Entries from a dataset
·····
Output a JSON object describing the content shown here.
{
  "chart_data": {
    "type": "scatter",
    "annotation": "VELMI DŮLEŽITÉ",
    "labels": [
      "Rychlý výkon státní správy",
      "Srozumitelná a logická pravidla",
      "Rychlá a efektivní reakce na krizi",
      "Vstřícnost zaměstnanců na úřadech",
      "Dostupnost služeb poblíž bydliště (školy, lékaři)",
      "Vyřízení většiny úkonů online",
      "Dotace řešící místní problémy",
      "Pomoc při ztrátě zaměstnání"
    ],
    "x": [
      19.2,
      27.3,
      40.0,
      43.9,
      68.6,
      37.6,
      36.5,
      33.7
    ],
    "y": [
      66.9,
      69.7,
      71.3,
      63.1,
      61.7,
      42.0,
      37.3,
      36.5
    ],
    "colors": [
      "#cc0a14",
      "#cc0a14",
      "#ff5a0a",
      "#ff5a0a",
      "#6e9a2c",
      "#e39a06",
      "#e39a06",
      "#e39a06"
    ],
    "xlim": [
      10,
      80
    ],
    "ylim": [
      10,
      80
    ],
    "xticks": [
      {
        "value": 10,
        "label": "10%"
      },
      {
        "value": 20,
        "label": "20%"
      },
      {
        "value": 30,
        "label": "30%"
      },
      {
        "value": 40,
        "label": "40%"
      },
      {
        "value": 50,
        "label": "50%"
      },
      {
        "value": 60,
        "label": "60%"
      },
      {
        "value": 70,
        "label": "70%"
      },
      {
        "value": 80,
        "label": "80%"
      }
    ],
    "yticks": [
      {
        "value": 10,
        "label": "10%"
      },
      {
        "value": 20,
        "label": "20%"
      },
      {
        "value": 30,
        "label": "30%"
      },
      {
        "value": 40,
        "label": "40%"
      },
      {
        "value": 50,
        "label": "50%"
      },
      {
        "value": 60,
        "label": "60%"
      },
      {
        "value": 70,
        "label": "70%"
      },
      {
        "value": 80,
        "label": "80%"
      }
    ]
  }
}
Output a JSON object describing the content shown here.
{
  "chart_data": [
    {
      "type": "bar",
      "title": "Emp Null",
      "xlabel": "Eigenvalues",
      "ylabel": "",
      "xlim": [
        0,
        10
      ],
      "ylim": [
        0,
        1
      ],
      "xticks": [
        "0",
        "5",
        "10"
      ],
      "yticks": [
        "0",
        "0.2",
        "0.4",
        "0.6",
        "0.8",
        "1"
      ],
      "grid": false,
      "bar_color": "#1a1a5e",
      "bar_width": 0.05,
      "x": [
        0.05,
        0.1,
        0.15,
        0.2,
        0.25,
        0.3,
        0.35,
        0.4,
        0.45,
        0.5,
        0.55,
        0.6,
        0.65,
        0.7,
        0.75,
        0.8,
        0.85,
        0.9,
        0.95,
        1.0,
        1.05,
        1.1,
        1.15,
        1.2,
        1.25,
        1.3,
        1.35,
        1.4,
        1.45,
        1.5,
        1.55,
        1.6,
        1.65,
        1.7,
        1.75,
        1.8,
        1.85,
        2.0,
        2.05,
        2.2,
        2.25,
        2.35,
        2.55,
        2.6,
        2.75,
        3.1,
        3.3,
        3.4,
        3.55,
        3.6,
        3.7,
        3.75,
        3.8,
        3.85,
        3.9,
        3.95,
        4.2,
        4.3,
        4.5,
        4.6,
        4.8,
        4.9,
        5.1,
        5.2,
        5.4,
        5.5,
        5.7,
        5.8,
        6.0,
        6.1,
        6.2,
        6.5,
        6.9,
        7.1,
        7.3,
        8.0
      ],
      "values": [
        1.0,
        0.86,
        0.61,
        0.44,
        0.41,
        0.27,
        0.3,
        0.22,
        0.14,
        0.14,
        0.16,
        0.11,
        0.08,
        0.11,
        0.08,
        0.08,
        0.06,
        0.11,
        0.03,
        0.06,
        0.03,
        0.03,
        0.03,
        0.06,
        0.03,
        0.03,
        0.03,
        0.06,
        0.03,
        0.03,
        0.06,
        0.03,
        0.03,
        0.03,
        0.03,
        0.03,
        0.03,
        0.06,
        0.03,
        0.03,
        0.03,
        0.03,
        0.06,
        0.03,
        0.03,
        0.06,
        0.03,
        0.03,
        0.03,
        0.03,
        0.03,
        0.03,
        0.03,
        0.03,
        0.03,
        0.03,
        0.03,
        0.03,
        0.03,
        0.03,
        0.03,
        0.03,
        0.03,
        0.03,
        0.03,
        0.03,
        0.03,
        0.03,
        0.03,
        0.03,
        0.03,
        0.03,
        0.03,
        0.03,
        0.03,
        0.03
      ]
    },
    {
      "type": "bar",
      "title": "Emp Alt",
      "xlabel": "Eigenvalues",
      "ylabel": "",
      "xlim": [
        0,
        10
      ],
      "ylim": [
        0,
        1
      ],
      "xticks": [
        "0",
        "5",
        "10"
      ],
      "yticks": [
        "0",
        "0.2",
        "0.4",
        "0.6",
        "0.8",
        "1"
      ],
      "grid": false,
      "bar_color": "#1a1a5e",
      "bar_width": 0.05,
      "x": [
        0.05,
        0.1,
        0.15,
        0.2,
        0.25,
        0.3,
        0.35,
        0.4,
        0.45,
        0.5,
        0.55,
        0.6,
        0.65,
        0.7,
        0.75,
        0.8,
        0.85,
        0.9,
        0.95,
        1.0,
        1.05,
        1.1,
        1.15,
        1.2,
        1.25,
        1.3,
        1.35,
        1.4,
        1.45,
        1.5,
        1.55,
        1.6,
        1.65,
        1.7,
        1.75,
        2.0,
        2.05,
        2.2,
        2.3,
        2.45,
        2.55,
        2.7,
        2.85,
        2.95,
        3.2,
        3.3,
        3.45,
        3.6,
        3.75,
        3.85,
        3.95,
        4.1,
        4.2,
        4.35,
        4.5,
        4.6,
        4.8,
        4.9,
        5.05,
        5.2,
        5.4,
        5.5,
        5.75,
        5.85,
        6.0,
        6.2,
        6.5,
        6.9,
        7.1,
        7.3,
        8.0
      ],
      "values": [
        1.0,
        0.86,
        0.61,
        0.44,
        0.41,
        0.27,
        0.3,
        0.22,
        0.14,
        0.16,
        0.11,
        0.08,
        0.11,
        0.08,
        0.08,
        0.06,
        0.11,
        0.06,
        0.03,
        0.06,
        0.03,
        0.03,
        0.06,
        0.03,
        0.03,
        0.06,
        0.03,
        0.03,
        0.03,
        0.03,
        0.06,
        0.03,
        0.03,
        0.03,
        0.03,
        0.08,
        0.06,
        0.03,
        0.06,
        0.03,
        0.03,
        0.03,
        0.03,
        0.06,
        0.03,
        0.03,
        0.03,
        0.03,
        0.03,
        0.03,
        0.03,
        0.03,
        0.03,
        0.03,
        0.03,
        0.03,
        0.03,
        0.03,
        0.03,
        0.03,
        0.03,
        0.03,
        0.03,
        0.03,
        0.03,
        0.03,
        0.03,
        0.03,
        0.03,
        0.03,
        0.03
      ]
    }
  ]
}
·····
Work to complete
Extract each record, keeping it identical to the original.

Exercise response
Output a JSON object describing the content shown here.
{
  "chart_data": {
    "type": "scatter",
    "annotation": "VELMI DŮLEŽITÉ",
    "labels": [
      "Rychlý výkon státní správy",
      "Srozumitelná a logická pravidla",
      "Rychlá a efektivní reakce na krizi",
      "Vstřícnost zaměstnanců na úřadech",
      "Dostupnost služeb poblíž bydliště (školy, lékaři)",
      "Vyřízení většiny úkonů online",
      "Dotace řešící místní problémy",
      "Pomoc při ztrátě zaměstnání"
    ],
    "x": [
      19.2,
      27.3,
      40.0,
      43.9,
      68.6,
      37.6,
      36.5,
      33.7
    ],
    "y": [
      66.9,
      69.7,
      71.3,
      63.1,
      61.7,
      42.0,
      37.3,
      36.5
    ],
    "colors": [
      "#cc0a14",
      "#cc0a14",
      "#ff5a0a",
      "#ff5a0a",
      "#6e9a2c",
      "#e39a06",
      "#e39a06",
      "#e39a06"
    ],
    "xlim": [
      10,
      80
    ],
    "ylim": [
      10,
      80
    ],
    "xticks": [
      {
        "value": 10,
        "label": "10%"
      },
      {
        "value": 20,
        "label": "20%"
      },
      {
        "value": 30,
        "label": "30%"
      },
      {
        "value": 40,
        "label": "40%"
      },
      {
        "value": 50,
        "label": "50%"
      },
      {
        "value": 60,
        "label": "60%"
      },
      {
        "value": 70,
        "label": "70%"
      },
      {
        "value": 80,
        "label": "80%"
      }
    ],
    "yticks": [
      {
        "value": 10,
        "label": "10%"
      },
      {
        "value": 20,
        "label": "20%"
      },
      {
        "value": 30,
        "label": "30%"
      },
      {
        "value": 40,
        "label": "40%"
      },
      {
        "value": 50,
        "label": "50%"
      },
      {
        "value": 60,
        "label": "60%"
      },
      {
        "value": 70,
        "label": "70%"
      },
      {
        "value": 80,
        "label": "80%"
      }
    ]
  }
}
Output a JSON object describing the content shown here.
{
  "chart_data": [
    {
      "type": "bar",
      "title": "Emp Null",
      "xlabel": "Eigenvalues",
      "ylabel": "",
      "xlim": [
        0,
        10
      ],
      "ylim": [
        0,
        1
      ],
      "xticks": [
        "0",
        "5",
        "10"
      ],
      "yticks": [
        "0",
        "0.2",
        "0.4",
        "0.6",
        "0.8",
        "1"
      ],
      "grid": false,
      "bar_color": "#1a1a5e",
      "bar_width": 0.05,
      "x": [
        0.05,
        0.1,
        0.15,
        0.2,
        0.25,
        0.3,
        0.35,
        0.4,
        0.45,
        0.5,
        0.55,
        0.6,
        0.65,
        0.7,
        0.75,
        0.8,
        0.85,
        0.9,
        0.95,
        1.0,
        1.05,
        1.1,
        1.15,
        1.2,
        1.25,
        1.3,
        1.35,
        1.4,
        1.45,
        1.5,
        1.55,
        1.6,
        1.65,
        1.7,
        1.75,
        1.8,
        1.85,
        2.0,
        2.05,
        2.2,
        2.25,
        2.35,
        2.55,
        2.6,
        2.75,
        3.1,
        3.3,
        3.4,
        3.55,
        3.6,
        3.7,
        3.75,
        3.8,
        3.85,
        3.9,
        3.95,
        4.2,
        4.3,
        4.5,
        4.6,
        4.8,
        4.9,
        5.1,
        5.2,
        5.4,
        5.5,
        5.7,
        5.8,
        6.0,
        6.1,
        6.2,
        6.5,
        6.9,
        7.1,
        7.3,
        8.0
      ],
      "values": [
        1.0,
        0.86,
        0.61,
        0.44,
        0.41,
        0.27,
        0.3,
        0.22,
        0.14,
        0.14,
        0.16,
        0.11,
        0.08,
        0.11,
        0.08,
        0.08,
        0.06,
        0.11,
        0.03,
        0.06,
        0.03,
        0.03,
        0.03,
        0.06,
        0.03,
        0.03,
        0.03,
        0.06,
        0.03,
        0.03,
        0.06,
        0.03,
        0.03,
        0.03,
        0.03,
        0.03,
        0.03,
        0.06,
        0.03,
        0.03,
        0.03,
        0.03,
        0.06,
        0.03,
        0.03,
        0.06,
        0.03,
        0.03,
        0.03,
        0.03,
        0.03,
        0.03,
        0.03,
        0.03,
        0.03,
        0.03,
        0.03,
        0.03,
        0.03,
        0.03,
        0.03,
        0.03,
        0.03,
        0.03,
        0.03,
        0.03,
        0.03,
        0.03,
        0.03,
        0.03,
        0.03,
        0.03,
        0.03,
        0.03,
        0.03,
        0.03
      ]
    },
    {
      "type": "bar",
      "title": "Emp Alt",
      "xlabel": "Eigenvalues",
      "ylabel": "",
      "xlim": [
        0,
        10
      ],
      "ylim": [
        0,
        1
      ],
      "xticks": [
        "0",
        "5",
        "10"
      ],
      "yticks": [
        "0",
        "0.2",
        "0.4",
        "0.6",
        "0.8",
        "1"
      ],
      "grid": false,
      "bar_color": "#1a1a5e",
      "bar_width": 0.05,
      "x": [
        0.05,
        0.1,
        0.15,
        0.2,
        0.25,
        0.3,
        0.35,
        0.4,
        0.45,
        0.5,
        0.55,
        0.6,
        0.65,
        0.7,
        0.75,
        0.8,
        0.85,
        0.9,
        0.95,
        1.0,
        1.05,
        1.1,
        1.15,
        1.2,
        1.25,
        1.3,
        1.35,
        1.4,
        1.45,
        1.5,
        1.55,
        1.6,
        1.65,
        1.7,
        1.75,
        2.0,
        2.05,
        2.2,
        2.3,
        2.45,
        2.55,
        2.7,
        2.85,
        2.95,
        3.2,
        3.3,
        3.45,
        3.6,
        3.75,
        3.85,
        3.95,
        4.1,
        4.2,
        4.35,
        4.5,
        4.6,
        4.8,
        4.9,
        5.05,
        5.2,
        5.4,
        5.5,
        5.75,
        5.85,
        6.0,
        6.2,
        6.5,
        6.9,
        7.1,
        7.3,
        8.0
      ],
      "values": [
        1.0,
        0.86,
        0.61,
        0.44,
        0.41,
        0.27,
        0.3,
        0.22,
        0.14,
        0.16,
        0.11,
        0.08,
        0.11,
        0.08,
        0.08,
        0.06,
        0.11,
        0.06,
        0.03,
        0.06,
        0.03,
        0.03,
        0.06,
        0.03,
        0.03,
        0.06,
        0.03,
        0.03,
        0.03,
        0.03,
        0.06,
        0.03,
        0.03,
        0.03,
        0.03,
        0.08,
        0.06,
        0.03,
        0.06,
        0.03,
        0.03,
        0.03,
        0.03,
        0.06,
        0.03,
        0.03,
        0.03,
        0.03,
        0.03,
        0.03,
        0.03,
        0.03,
        0.03,
        0.03,
        0.03,
        0.03,
        0.03,
        0.03,
        0.03,
        0.03,
        0.03,
        0.03,
        0.03,
        0.03,
        0.03,
        0.03,
        0.03,
        0.03,
        0.03,
        0.03,
        0.03
      ]
    }
  ]
}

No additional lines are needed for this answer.